━━ Data entries

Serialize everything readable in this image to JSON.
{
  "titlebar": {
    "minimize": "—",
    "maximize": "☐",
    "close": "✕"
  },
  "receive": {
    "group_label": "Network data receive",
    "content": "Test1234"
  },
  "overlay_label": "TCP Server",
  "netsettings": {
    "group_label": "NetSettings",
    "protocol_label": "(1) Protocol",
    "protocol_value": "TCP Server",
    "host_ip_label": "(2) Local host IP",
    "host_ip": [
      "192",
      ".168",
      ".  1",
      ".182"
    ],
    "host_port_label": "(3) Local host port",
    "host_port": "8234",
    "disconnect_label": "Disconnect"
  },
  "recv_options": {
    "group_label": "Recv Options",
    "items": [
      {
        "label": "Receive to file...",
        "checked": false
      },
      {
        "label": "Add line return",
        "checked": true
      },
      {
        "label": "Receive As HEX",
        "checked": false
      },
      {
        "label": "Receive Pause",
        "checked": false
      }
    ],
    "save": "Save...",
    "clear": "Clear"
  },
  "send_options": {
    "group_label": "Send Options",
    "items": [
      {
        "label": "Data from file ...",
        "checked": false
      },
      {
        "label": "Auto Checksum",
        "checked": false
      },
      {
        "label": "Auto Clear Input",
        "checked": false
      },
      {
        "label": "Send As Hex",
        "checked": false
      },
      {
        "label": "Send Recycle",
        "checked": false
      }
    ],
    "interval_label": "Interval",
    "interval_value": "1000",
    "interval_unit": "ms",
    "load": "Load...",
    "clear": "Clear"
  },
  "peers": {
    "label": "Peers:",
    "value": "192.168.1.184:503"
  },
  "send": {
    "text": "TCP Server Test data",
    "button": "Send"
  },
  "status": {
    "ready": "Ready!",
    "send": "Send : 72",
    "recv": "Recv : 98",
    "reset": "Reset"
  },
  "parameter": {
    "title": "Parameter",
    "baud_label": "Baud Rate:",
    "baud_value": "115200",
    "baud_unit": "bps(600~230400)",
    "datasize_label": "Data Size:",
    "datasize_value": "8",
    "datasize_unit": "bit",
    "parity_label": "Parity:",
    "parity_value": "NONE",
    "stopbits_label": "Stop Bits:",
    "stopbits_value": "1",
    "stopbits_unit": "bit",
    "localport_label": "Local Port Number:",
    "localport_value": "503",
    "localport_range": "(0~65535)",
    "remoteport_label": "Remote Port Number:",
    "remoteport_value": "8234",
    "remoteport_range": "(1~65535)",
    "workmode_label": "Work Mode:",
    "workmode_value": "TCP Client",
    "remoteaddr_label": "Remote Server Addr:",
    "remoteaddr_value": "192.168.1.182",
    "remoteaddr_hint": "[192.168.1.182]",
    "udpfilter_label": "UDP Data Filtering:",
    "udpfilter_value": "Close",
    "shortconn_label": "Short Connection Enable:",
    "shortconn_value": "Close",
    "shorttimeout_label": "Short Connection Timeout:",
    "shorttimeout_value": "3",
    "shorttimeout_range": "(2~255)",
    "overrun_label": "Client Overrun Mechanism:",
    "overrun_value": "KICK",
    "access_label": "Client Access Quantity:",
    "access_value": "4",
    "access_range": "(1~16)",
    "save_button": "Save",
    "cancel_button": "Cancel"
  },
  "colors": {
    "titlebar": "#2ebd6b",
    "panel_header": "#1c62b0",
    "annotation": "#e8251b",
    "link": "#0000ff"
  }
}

━━━━

# Exercise:
Go through the records above and retype each one exactly.

# Written response:
Serialize everything readable in this image to JSON.
{
  "titlebar": {
    "minimize": "—",
    "maximize": "☐",
    "close": "✕"
  },
  "receive": {
    "group_label": "Network data receive",
    "content": "Test1234"
  },
  "overlay_label": "TCP Server",
  "netsettings": {
    "group_label": "NetSettings",
    "protocol_label": "(1) Protocol",
    "protocol_value": "TCP Server",
    "host_ip_label": "(2) Local host IP",
    "host_ip": [
      "192",
      ".168",
      ".  1",
      ".182"
    ],
    "host_port_label": "(3) Local host port",
    "host_port": "8234",
    "disconnect_label": "Disconnect"
  },
  "recv_options": {
    "group_label": "Recv Options",
    "items": [
      {
        "label": "Receive to file...",
        "checked": false
      },
      {
        "label": "Add line return",
        "checked": true
      },
      {
        "label": "Receive As HEX",
        "checked": false
      },
      {
        "label": "Receive Pause",
        "checked": false
      }
    ],
    "save": "Save...",
    "clear": "Clear"
  },
  "send_options": {
    "group_label": "Send Options",
    "items": [
      {
        "label": "Data from file ...",
        "checked": false
      },
      {
        "label": "Auto Checksum",
        "checked": false
      },
      {
        "label": "Auto Clear Input",
        "checked": false
      },
      {
        "label": "Send As Hex",
        "checked": false
      },
      {
        "label": "Send Recycle",
        "checked": false
      }
    ],
    "interval_label": "Interval",
    "interval_value": "1000",
    "interval_unit": "ms",
    "load": "Load...",
    "clear": "Clear"
  },
  "peers": {
    "label": "Peers:",
    "value": "192.168.1.184:503"
  },
  "send": {
    "text": "TCP Server Test data",
    "button": "Send"
  },
  "status": {
    "ready": "Ready!",
    "send": "Send : 72",
    "recv": "Recv : 98",
    "reset": "Reset"
  },
  "parameter": {
    "title": "Parameter",
    "baud_label": "Baud Rate:",
    "baud_value": "115200",
    "baud_unit": "bps(600~230400)",
    "datasize_label": "Data Size:",
    "datasize_value": "8",
    "datasize_unit": "bit",
    "parity_label": "Parity:",
    "parity_value": "NONE",
    "stopbits_label": "Stop Bits:",
    "stopbits_value": "1",
    "stopbits_unit": "bit",
    "localport_label": "Local Port Number:",
    "localport_value": "503",
    "localport_range": "(0~65535)",
    "remoteport_label": "Remote Port Number:",
    "remoteport_value": "8234",
    "remoteport_range": "(1~65535)",
    "workmode_label": "Work Mode:",
    "workmode_value": "TCP Client",
    "remoteaddr_label": "Remote Server Addr:",
    "remoteaddr_value": "192.168.1.182",
    "remoteaddr_hint": "[192.168.1.182]",
    "udpfilter_label": "UDP Data Filtering:",
    "udpfilter_value": "Close",
    "shortconn_label": "Short Connection Enable:",
    "shortconn_value": "Close",
    "shorttimeout_label": "Short Connection Timeout:",
    "shorttimeout_value": "3",
    "shorttimeout_range": "(2~255)",
    "overrun_label": "Client Overrun Mechanism:",
    "overrun_value": "KICK",
    "access_label": "Client Access Quantity:",
    "access_value": "4",
    "access_range": "(1~16)",
    "save_button": "Save",
    "cancel_button": "Cancel"
  },
  "colors": {
    "titlebar": "#2ebd6b",
    "panel_header": "#1c62b0",
    "annotation": "#e8251b",
    "link": "#0000ff"
  }
}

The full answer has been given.